WHAT IS ASKED>
Tell how many lines in the data below include the word "same". The answer is the number only.
─── DATA SHOWN
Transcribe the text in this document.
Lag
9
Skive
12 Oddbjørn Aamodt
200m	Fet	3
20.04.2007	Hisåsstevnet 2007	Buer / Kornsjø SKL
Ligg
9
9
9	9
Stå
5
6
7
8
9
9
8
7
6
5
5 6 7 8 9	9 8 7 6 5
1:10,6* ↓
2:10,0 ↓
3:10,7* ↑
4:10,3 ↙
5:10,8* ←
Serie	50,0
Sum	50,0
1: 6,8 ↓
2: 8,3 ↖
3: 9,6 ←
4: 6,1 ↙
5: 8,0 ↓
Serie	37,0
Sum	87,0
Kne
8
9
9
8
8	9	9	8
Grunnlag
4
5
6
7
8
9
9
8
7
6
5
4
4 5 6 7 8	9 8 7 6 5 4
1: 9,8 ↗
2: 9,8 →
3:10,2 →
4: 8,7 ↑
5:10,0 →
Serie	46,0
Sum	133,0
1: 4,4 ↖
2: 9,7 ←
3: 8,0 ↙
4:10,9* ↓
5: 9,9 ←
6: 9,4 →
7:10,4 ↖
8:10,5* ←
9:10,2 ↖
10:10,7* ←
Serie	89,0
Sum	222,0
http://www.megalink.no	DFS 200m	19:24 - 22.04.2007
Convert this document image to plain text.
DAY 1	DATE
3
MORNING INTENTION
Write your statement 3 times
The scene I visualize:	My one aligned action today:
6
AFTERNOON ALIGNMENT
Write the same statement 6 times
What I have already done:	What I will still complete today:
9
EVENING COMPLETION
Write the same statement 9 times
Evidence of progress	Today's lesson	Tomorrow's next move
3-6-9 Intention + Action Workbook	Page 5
──────
THE REPLY>
2